═════ INPUT DATA

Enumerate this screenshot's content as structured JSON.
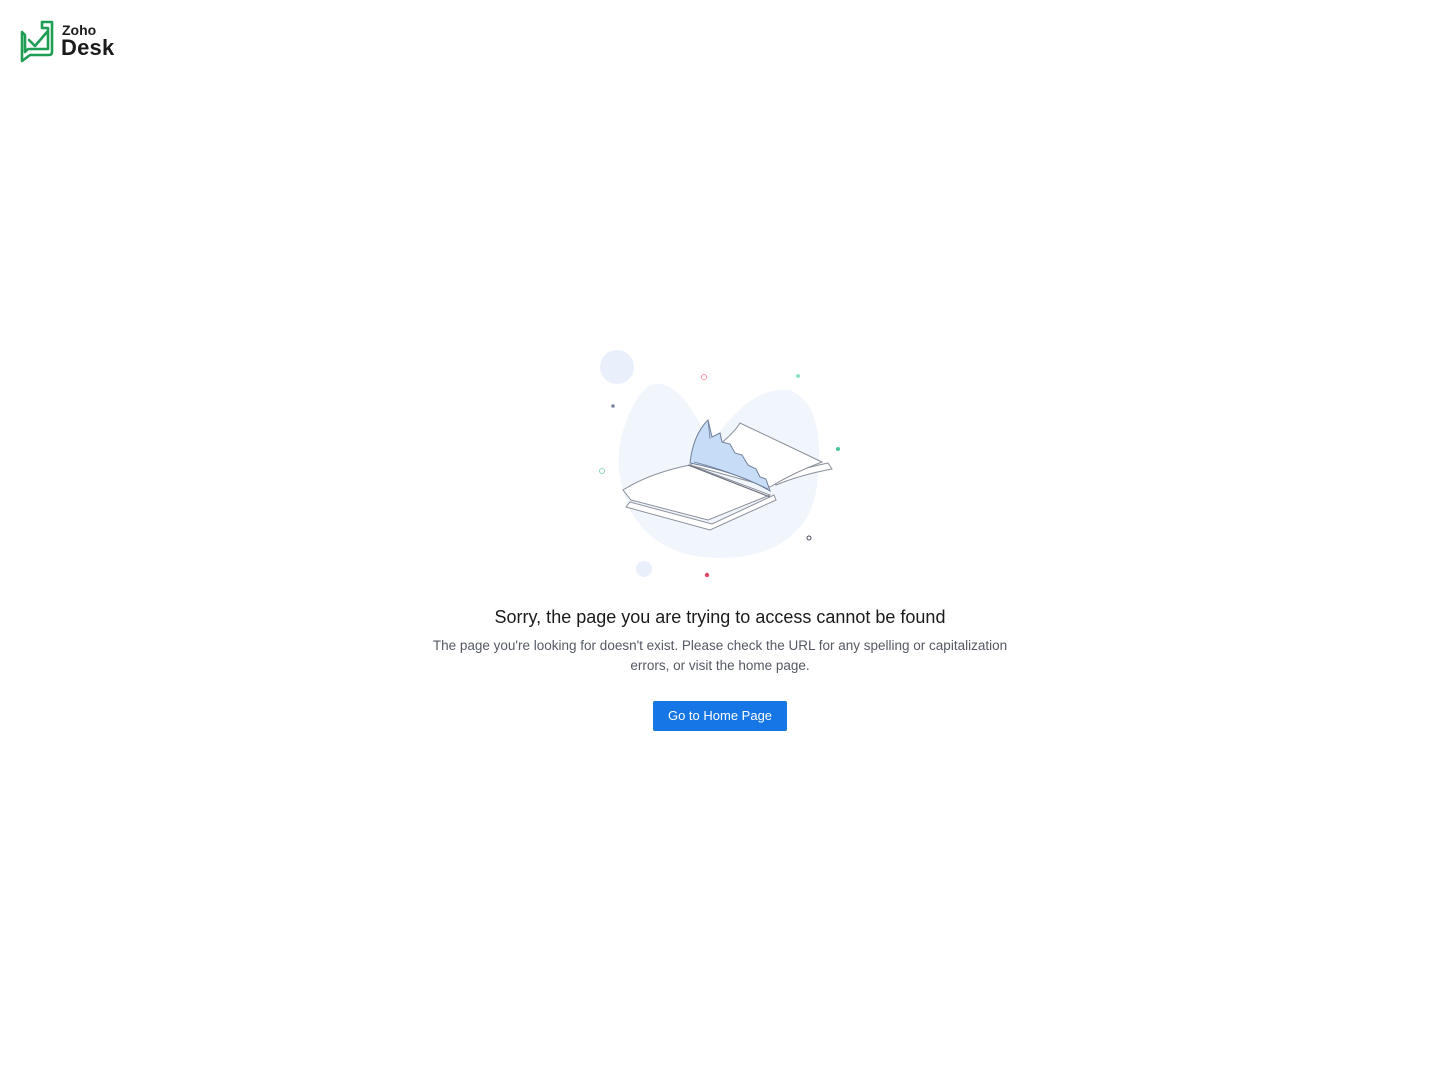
{
  "brand": {
    "logo_top_text": "Zoho",
    "logo_main_text": "Desk",
    "logo_color": "#1f9d55"
  },
  "illustration": {
    "icon": "torn-book-icon"
  },
  "error": {
    "title": "Sorry, the page you are trying to access cannot be found",
    "description": "The page you're looking for doesn't exist. Please check the URL for any spelling or capitalization errors, or visit the home page."
  },
  "actions": {
    "home_label": "Go to Home Page",
    "accent": "#1776e6"
  }
}
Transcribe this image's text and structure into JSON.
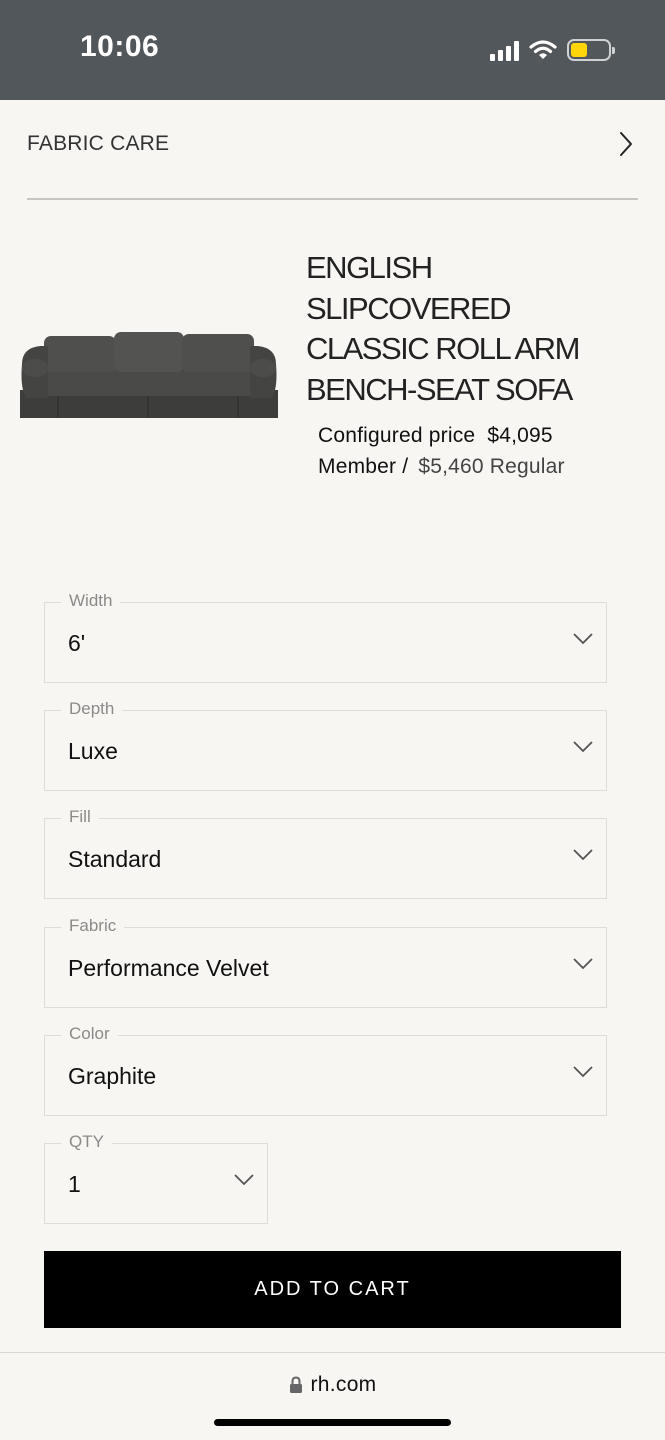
{
  "status_bar": {
    "time": "10:06",
    "icons": [
      "signal-icon",
      "wifi-icon",
      "battery-icon"
    ],
    "battery_color": "#ffd60a"
  },
  "fabric_care": {
    "label": "FABRIC CARE",
    "icon": "chevron-right-icon"
  },
  "product": {
    "title_lines": [
      "ENGLISH",
      "SLIPCOVERED",
      "CLASSIC ROLL ARM",
      "BENCH-SEAT SOFA"
    ],
    "configured_label": "Configured price",
    "configured_price": "$4,095",
    "member_label": "Member /",
    "regular_price": "$5,460 Regular"
  },
  "options": [
    {
      "label": "Width",
      "value": "6'"
    },
    {
      "label": "Depth",
      "value": "Luxe"
    },
    {
      "label": "Fill",
      "value": "Standard"
    },
    {
      "label": "Fabric",
      "value": "Performance Velvet"
    },
    {
      "label": "Color",
      "value": "Graphite"
    }
  ],
  "qty": {
    "label": "QTY",
    "value": "1"
  },
  "cta": {
    "label": "ADD TO CART"
  },
  "browser": {
    "url": "rh.com",
    "icon": "lock-icon"
  }
}
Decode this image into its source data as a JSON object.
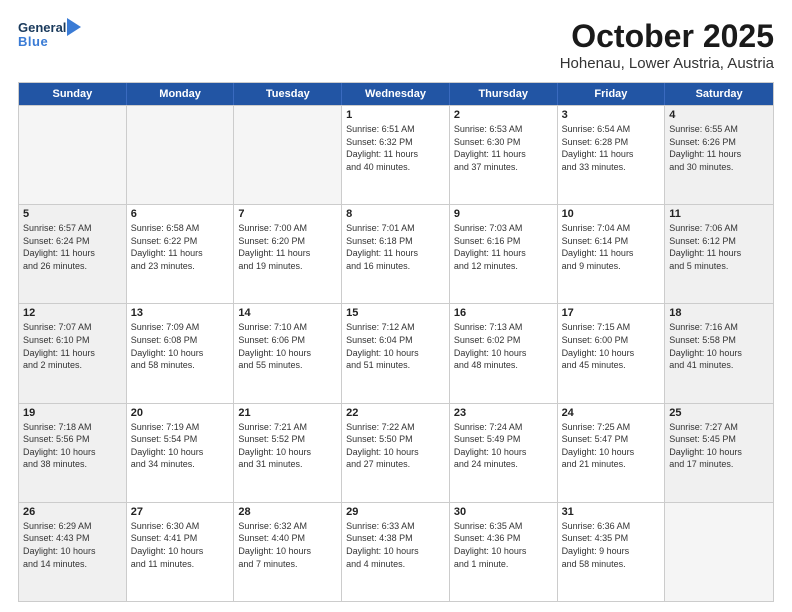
{
  "header": {
    "logo_general": "General",
    "logo_blue": "Blue",
    "title": "October 2025",
    "subtitle": "Hohenau, Lower Austria, Austria"
  },
  "calendar": {
    "days_of_week": [
      "Sunday",
      "Monday",
      "Tuesday",
      "Wednesday",
      "Thursday",
      "Friday",
      "Saturday"
    ],
    "weeks": [
      [
        {
          "day": "",
          "empty": true
        },
        {
          "day": "",
          "empty": true
        },
        {
          "day": "",
          "empty": true
        },
        {
          "day": "1",
          "lines": [
            "Sunrise: 6:51 AM",
            "Sunset: 6:32 PM",
            "Daylight: 11 hours",
            "and 40 minutes."
          ]
        },
        {
          "day": "2",
          "lines": [
            "Sunrise: 6:53 AM",
            "Sunset: 6:30 PM",
            "Daylight: 11 hours",
            "and 37 minutes."
          ]
        },
        {
          "day": "3",
          "lines": [
            "Sunrise: 6:54 AM",
            "Sunset: 6:28 PM",
            "Daylight: 11 hours",
            "and 33 minutes."
          ]
        },
        {
          "day": "4",
          "lines": [
            "Sunrise: 6:55 AM",
            "Sunset: 6:26 PM",
            "Daylight: 11 hours",
            "and 30 minutes."
          ]
        }
      ],
      [
        {
          "day": "5",
          "lines": [
            "Sunrise: 6:57 AM",
            "Sunset: 6:24 PM",
            "Daylight: 11 hours",
            "and 26 minutes."
          ]
        },
        {
          "day": "6",
          "lines": [
            "Sunrise: 6:58 AM",
            "Sunset: 6:22 PM",
            "Daylight: 11 hours",
            "and 23 minutes."
          ]
        },
        {
          "day": "7",
          "lines": [
            "Sunrise: 7:00 AM",
            "Sunset: 6:20 PM",
            "Daylight: 11 hours",
            "and 19 minutes."
          ]
        },
        {
          "day": "8",
          "lines": [
            "Sunrise: 7:01 AM",
            "Sunset: 6:18 PM",
            "Daylight: 11 hours",
            "and 16 minutes."
          ]
        },
        {
          "day": "9",
          "lines": [
            "Sunrise: 7:03 AM",
            "Sunset: 6:16 PM",
            "Daylight: 11 hours",
            "and 12 minutes."
          ]
        },
        {
          "day": "10",
          "lines": [
            "Sunrise: 7:04 AM",
            "Sunset: 6:14 PM",
            "Daylight: 11 hours",
            "and 9 minutes."
          ]
        },
        {
          "day": "11",
          "lines": [
            "Sunrise: 7:06 AM",
            "Sunset: 6:12 PM",
            "Daylight: 11 hours",
            "and 5 minutes."
          ]
        }
      ],
      [
        {
          "day": "12",
          "lines": [
            "Sunrise: 7:07 AM",
            "Sunset: 6:10 PM",
            "Daylight: 11 hours",
            "and 2 minutes."
          ]
        },
        {
          "day": "13",
          "lines": [
            "Sunrise: 7:09 AM",
            "Sunset: 6:08 PM",
            "Daylight: 10 hours",
            "and 58 minutes."
          ]
        },
        {
          "day": "14",
          "lines": [
            "Sunrise: 7:10 AM",
            "Sunset: 6:06 PM",
            "Daylight: 10 hours",
            "and 55 minutes."
          ]
        },
        {
          "day": "15",
          "lines": [
            "Sunrise: 7:12 AM",
            "Sunset: 6:04 PM",
            "Daylight: 10 hours",
            "and 51 minutes."
          ]
        },
        {
          "day": "16",
          "lines": [
            "Sunrise: 7:13 AM",
            "Sunset: 6:02 PM",
            "Daylight: 10 hours",
            "and 48 minutes."
          ]
        },
        {
          "day": "17",
          "lines": [
            "Sunrise: 7:15 AM",
            "Sunset: 6:00 PM",
            "Daylight: 10 hours",
            "and 45 minutes."
          ]
        },
        {
          "day": "18",
          "lines": [
            "Sunrise: 7:16 AM",
            "Sunset: 5:58 PM",
            "Daylight: 10 hours",
            "and 41 minutes."
          ]
        }
      ],
      [
        {
          "day": "19",
          "lines": [
            "Sunrise: 7:18 AM",
            "Sunset: 5:56 PM",
            "Daylight: 10 hours",
            "and 38 minutes."
          ]
        },
        {
          "day": "20",
          "lines": [
            "Sunrise: 7:19 AM",
            "Sunset: 5:54 PM",
            "Daylight: 10 hours",
            "and 34 minutes."
          ]
        },
        {
          "day": "21",
          "lines": [
            "Sunrise: 7:21 AM",
            "Sunset: 5:52 PM",
            "Daylight: 10 hours",
            "and 31 minutes."
          ]
        },
        {
          "day": "22",
          "lines": [
            "Sunrise: 7:22 AM",
            "Sunset: 5:50 PM",
            "Daylight: 10 hours",
            "and 27 minutes."
          ]
        },
        {
          "day": "23",
          "lines": [
            "Sunrise: 7:24 AM",
            "Sunset: 5:49 PM",
            "Daylight: 10 hours",
            "and 24 minutes."
          ]
        },
        {
          "day": "24",
          "lines": [
            "Sunrise: 7:25 AM",
            "Sunset: 5:47 PM",
            "Daylight: 10 hours",
            "and 21 minutes."
          ]
        },
        {
          "day": "25",
          "lines": [
            "Sunrise: 7:27 AM",
            "Sunset: 5:45 PM",
            "Daylight: 10 hours",
            "and 17 minutes."
          ]
        }
      ],
      [
        {
          "day": "26",
          "lines": [
            "Sunrise: 6:29 AM",
            "Sunset: 4:43 PM",
            "Daylight: 10 hours",
            "and 14 minutes."
          ]
        },
        {
          "day": "27",
          "lines": [
            "Sunrise: 6:30 AM",
            "Sunset: 4:41 PM",
            "Daylight: 10 hours",
            "and 11 minutes."
          ]
        },
        {
          "day": "28",
          "lines": [
            "Sunrise: 6:32 AM",
            "Sunset: 4:40 PM",
            "Daylight: 10 hours",
            "and 7 minutes."
          ]
        },
        {
          "day": "29",
          "lines": [
            "Sunrise: 6:33 AM",
            "Sunset: 4:38 PM",
            "Daylight: 10 hours",
            "and 4 minutes."
          ]
        },
        {
          "day": "30",
          "lines": [
            "Sunrise: 6:35 AM",
            "Sunset: 4:36 PM",
            "Daylight: 10 hours",
            "and 1 minute."
          ]
        },
        {
          "day": "31",
          "lines": [
            "Sunrise: 6:36 AM",
            "Sunset: 4:35 PM",
            "Daylight: 9 hours",
            "and 58 minutes."
          ]
        },
        {
          "day": "",
          "empty": true
        }
      ]
    ]
  }
}
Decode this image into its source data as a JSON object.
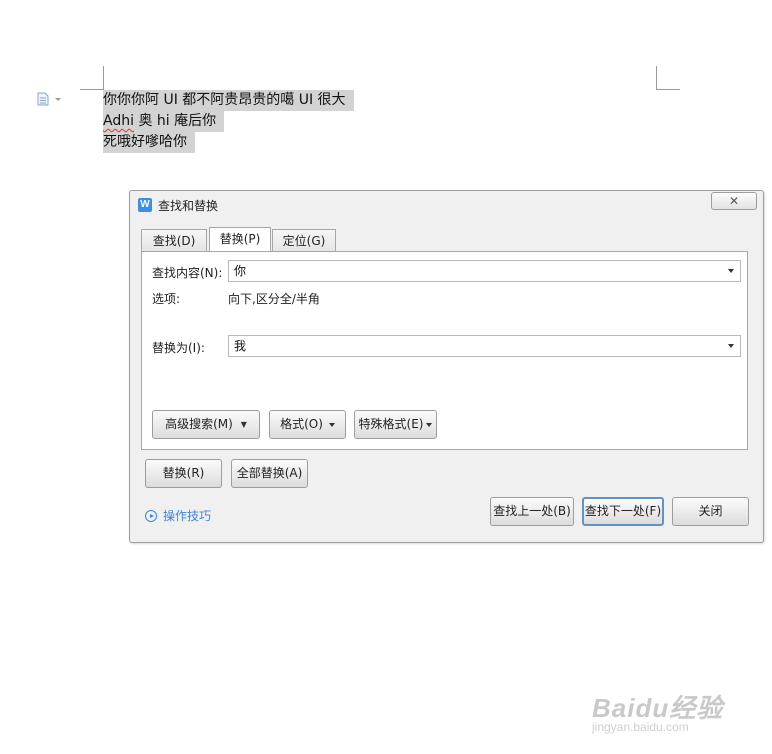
{
  "document": {
    "lines": [
      "你你你阿 UI 都不阿贵昂贵的噶 UI 很大",
      "hi 庵后你",
      "死哦好嗲哈你"
    ],
    "line2_prefix": "Adhi",
    "line2_word": "奥"
  },
  "dialog": {
    "title": "查找和替换",
    "close_glyph": "✕",
    "tabs": [
      {
        "label": "查找(D)",
        "active": false
      },
      {
        "label": "替换(P)",
        "active": true
      },
      {
        "label": "定位(G)",
        "active": false
      }
    ],
    "find": {
      "label": "查找内容(N):",
      "value": "你"
    },
    "options": {
      "label": "选项:",
      "value": "向下,区分全/半角"
    },
    "replace": {
      "label": "替换为(I):",
      "value": "我"
    },
    "buttons": {
      "advanced": "高级搜索(M)",
      "format": "格式(O)",
      "special": "特殊格式(E)",
      "replace": "替换(R)",
      "replace_all": "全部替换(A)",
      "find_prev": "查找上一处(B)",
      "find_next": "查找下一处(F)",
      "close": "关闭"
    },
    "tips": "操作技巧"
  },
  "watermark": {
    "logo": "Baidu经验",
    "url": "jingyan.baidu.com"
  },
  "colors": {
    "accent": "#3a86d4",
    "selection": "#d3d3d3",
    "app_icon": "#3d8fe3"
  }
}
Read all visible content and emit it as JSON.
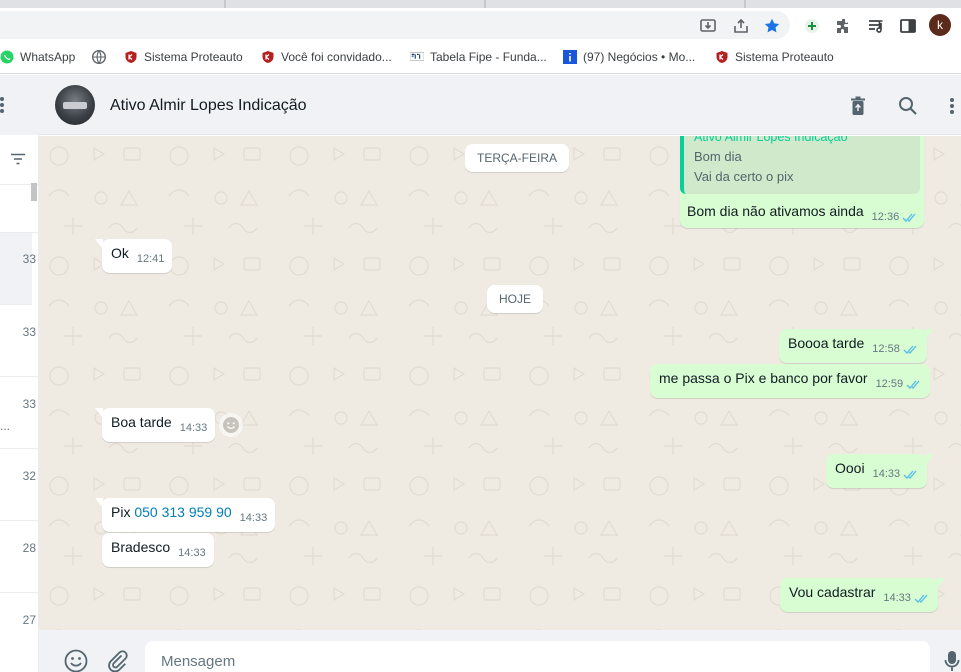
{
  "bookmarks": [
    {
      "label": "WhatsApp",
      "icon": "whatsapp-icon"
    },
    {
      "label": "",
      "icon": "globe-icon"
    },
    {
      "label": "Sistema Proteauto",
      "icon": "shield-logo-icon"
    },
    {
      "label": "Você foi convidado...",
      "icon": "shield-logo-icon"
    },
    {
      "label": "Tabela Fipe - Funda...",
      "icon": "fipe-icon"
    },
    {
      "label": "(97) Negócios • Mo...",
      "icon": "blue-i-icon"
    },
    {
      "label": "Sistema Proteauto",
      "icon": "shield-logo-icon"
    }
  ],
  "profile_initial": "k",
  "sidebar": {
    "times": [
      "33",
      "33",
      "33",
      "32",
      "28",
      "27"
    ],
    "truncation": "..."
  },
  "chat": {
    "title": "Ativo Almir Lopes Indicação",
    "days": {
      "d1": "TERÇA-FEIRA",
      "d2": "HOJE"
    },
    "quoted": {
      "author": "Ativo Almir Lopes Indicação",
      "line1": "Bom dia",
      "line2": "Vai da certo o pix"
    },
    "messages": {
      "m1": {
        "text": "Bom dia não ativamos ainda",
        "time": "12:36"
      },
      "m2": {
        "text": "Ok",
        "time": "12:41"
      },
      "m3": {
        "text": "Boooa tarde",
        "time": "12:58"
      },
      "m4": {
        "text": "me passa o Pix e banco por favor",
        "time": "12:59"
      },
      "m5": {
        "text": "Boa tarde",
        "time": "14:33"
      },
      "m6": {
        "text": "Oooi",
        "time": "14:33"
      },
      "m7": {
        "text": "Pix ",
        "link": "050 313 959 90",
        "time": "14:33"
      },
      "m8": {
        "text": "Bradesco",
        "time": "14:33"
      },
      "m9": {
        "text": "Vou cadastrar",
        "time": "14:33"
      }
    }
  },
  "composer": {
    "placeholder": "Mensagem"
  },
  "colors": {
    "outgoing_bubble": "#d9fdd3",
    "incoming_bubble": "#ffffff",
    "chat_background": "#efeae2",
    "read_tick": "#53bdeb",
    "quote_accent": "#06cf9c"
  }
}
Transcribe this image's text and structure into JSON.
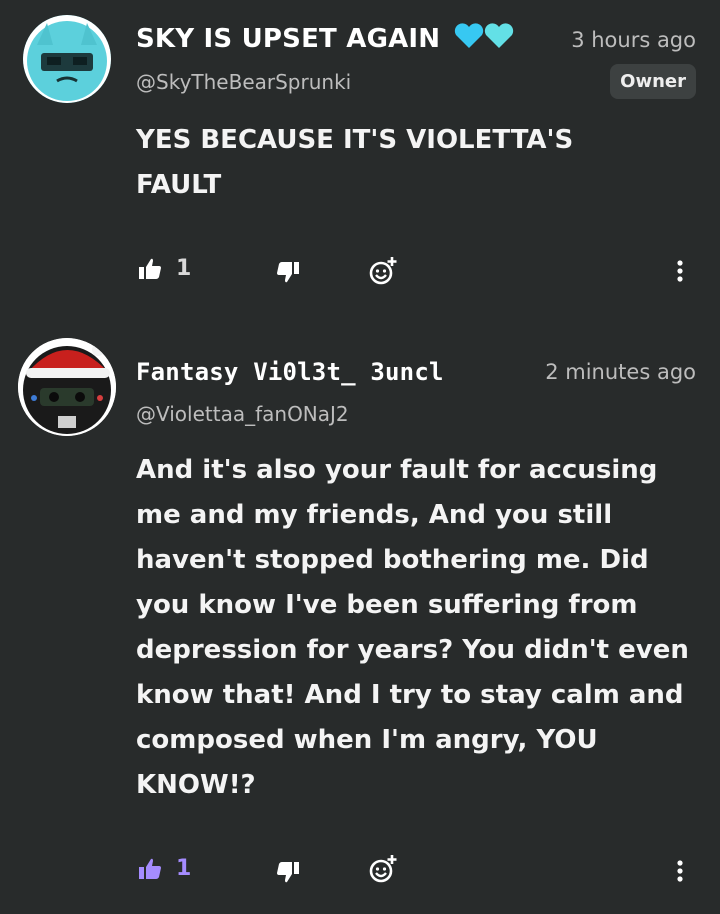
{
  "comments": [
    {
      "display_name": "SKY IS UPSET AGAIN",
      "name_hearts": "💙🩵",
      "time": "3 hours ago",
      "handle": "@SkyTheBearSprunki",
      "badge": "Owner",
      "text_lines": [
        "YES BECAUSE IT'S VIOLETTA'S",
        "FAULT"
      ],
      "like_count": "1",
      "liked": false,
      "like_color": "#ffffff"
    },
    {
      "display_name": "Fantasy Vi0l3t_ 3uncl",
      "time": "2 minutes ago",
      "handle": "@Violettaa_fanONaJ2",
      "text_lines": [
        "And it's also your fault for accusing",
        "me and my friends, And you still",
        "haven't stopped bothering me. Did",
        "you know I've been suffering from",
        "depression for years? You didn't even",
        "know that! And I try to stay calm and",
        "composed when I'm angry, YOU",
        "KNOW!?"
      ],
      "like_count": "1",
      "liked": true,
      "like_color": "#a58cff"
    }
  ],
  "icons": {
    "like": "thumbs-up-icon",
    "dislike": "thumbs-down-icon",
    "react": "add-emoji-icon",
    "more": "more-vertical-icon"
  }
}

══════════

▸ PROBLEM TO SOLVE: Tally the lines of the data that hold the string "value". Answer with the number and nothing more.

▸ REPLY: 9